**TASK OBJECTIVE:** Look through the data below. Pick out the lines holding the string "Show".

**RECORDS:**
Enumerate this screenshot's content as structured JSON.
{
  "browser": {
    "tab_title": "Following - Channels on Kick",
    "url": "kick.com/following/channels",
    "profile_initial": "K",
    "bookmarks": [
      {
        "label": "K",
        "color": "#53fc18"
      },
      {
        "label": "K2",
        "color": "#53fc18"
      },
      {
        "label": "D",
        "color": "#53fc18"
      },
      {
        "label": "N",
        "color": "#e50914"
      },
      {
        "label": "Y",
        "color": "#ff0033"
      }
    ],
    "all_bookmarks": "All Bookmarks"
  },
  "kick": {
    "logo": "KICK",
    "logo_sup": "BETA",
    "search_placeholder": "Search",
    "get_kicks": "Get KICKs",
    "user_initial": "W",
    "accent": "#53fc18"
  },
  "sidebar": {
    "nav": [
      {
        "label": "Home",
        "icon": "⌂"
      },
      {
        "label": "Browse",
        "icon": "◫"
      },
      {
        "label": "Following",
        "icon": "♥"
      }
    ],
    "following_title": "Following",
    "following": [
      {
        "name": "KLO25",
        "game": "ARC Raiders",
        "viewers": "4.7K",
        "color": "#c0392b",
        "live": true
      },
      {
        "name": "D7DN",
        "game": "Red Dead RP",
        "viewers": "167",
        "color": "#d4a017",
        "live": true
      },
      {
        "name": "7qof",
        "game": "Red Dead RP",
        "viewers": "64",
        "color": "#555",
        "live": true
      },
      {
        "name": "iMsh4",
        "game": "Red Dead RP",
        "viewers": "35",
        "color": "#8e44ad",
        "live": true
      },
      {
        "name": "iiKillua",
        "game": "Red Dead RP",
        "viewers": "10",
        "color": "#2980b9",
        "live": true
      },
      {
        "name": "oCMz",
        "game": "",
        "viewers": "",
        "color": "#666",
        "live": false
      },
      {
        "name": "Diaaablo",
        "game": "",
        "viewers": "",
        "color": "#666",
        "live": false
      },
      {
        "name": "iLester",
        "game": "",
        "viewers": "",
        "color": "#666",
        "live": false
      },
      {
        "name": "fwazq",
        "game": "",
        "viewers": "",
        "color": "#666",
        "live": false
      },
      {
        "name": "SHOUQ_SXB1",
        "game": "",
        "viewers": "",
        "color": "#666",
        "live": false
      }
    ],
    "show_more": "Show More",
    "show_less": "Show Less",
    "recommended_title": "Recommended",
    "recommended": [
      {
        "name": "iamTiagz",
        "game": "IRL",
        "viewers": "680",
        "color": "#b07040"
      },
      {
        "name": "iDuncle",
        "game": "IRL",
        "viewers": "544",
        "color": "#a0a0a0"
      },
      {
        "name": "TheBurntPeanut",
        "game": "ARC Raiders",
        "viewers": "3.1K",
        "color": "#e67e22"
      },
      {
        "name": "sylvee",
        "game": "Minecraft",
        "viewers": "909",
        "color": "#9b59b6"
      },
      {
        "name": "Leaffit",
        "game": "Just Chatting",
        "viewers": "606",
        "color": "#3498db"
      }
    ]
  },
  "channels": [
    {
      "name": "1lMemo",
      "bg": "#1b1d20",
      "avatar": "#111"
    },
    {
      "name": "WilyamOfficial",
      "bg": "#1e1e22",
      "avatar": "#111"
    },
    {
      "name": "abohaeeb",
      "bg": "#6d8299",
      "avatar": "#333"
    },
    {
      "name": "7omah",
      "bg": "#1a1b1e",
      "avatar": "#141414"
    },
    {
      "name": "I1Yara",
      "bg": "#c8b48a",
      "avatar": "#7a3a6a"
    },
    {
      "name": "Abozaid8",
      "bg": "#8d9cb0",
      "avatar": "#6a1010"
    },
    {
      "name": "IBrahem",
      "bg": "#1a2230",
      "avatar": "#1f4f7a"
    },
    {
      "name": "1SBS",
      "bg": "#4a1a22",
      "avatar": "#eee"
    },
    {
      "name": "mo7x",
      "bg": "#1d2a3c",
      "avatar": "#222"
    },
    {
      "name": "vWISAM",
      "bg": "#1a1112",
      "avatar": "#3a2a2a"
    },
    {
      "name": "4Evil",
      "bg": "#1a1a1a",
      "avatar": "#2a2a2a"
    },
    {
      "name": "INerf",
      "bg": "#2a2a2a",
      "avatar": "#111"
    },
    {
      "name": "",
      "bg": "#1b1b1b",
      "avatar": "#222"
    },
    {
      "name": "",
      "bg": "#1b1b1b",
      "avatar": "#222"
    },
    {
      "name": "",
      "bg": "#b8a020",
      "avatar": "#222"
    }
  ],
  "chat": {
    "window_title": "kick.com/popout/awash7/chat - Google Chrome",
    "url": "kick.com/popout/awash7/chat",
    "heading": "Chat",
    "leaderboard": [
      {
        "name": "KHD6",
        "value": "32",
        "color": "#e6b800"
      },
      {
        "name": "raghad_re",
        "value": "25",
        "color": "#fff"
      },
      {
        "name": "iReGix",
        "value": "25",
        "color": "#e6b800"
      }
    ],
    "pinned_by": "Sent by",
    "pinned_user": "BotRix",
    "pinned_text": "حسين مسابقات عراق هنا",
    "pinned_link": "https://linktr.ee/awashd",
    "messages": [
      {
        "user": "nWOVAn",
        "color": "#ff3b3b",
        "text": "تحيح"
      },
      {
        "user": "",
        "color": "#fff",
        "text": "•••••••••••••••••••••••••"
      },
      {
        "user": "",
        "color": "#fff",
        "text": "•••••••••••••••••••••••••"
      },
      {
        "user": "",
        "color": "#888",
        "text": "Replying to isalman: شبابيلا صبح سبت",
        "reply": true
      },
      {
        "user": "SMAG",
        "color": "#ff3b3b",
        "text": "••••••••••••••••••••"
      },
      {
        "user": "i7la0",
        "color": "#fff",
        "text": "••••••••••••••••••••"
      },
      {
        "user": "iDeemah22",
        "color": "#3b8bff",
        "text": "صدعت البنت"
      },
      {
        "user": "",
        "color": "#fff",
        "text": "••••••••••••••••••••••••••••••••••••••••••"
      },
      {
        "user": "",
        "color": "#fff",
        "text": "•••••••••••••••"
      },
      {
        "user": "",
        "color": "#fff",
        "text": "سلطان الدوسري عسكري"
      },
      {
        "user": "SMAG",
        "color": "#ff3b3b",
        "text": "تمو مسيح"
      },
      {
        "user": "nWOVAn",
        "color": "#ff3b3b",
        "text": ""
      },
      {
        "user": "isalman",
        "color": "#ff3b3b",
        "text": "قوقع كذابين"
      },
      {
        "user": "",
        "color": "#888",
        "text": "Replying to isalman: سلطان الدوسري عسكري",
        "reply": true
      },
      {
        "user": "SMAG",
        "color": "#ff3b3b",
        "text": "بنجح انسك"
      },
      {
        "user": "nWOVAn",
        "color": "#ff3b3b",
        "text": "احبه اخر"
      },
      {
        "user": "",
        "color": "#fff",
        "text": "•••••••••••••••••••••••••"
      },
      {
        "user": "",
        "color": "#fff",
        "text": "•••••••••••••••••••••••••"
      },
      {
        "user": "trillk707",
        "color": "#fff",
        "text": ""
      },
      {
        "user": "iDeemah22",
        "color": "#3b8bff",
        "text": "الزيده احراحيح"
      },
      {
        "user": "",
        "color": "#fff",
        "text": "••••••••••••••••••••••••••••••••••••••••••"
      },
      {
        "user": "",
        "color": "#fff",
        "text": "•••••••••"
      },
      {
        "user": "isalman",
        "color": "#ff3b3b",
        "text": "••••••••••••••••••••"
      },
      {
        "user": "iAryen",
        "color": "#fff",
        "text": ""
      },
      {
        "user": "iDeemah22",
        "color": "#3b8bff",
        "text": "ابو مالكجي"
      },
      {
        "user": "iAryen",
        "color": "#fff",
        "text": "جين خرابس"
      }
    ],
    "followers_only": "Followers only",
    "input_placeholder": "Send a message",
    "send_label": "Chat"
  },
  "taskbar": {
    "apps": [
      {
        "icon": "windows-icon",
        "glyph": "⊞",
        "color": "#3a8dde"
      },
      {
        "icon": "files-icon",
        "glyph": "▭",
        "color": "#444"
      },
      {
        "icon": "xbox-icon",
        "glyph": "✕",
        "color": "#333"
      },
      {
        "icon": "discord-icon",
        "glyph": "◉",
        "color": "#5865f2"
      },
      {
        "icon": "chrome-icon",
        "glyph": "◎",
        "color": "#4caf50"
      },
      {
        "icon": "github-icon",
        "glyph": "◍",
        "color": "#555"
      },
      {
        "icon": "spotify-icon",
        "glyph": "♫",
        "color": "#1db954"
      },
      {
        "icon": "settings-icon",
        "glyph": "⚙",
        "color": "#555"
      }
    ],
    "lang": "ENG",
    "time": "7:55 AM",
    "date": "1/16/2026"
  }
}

**THE SOLUTION:**
    "show_more": "Show More",
    "show_less": "Show Less",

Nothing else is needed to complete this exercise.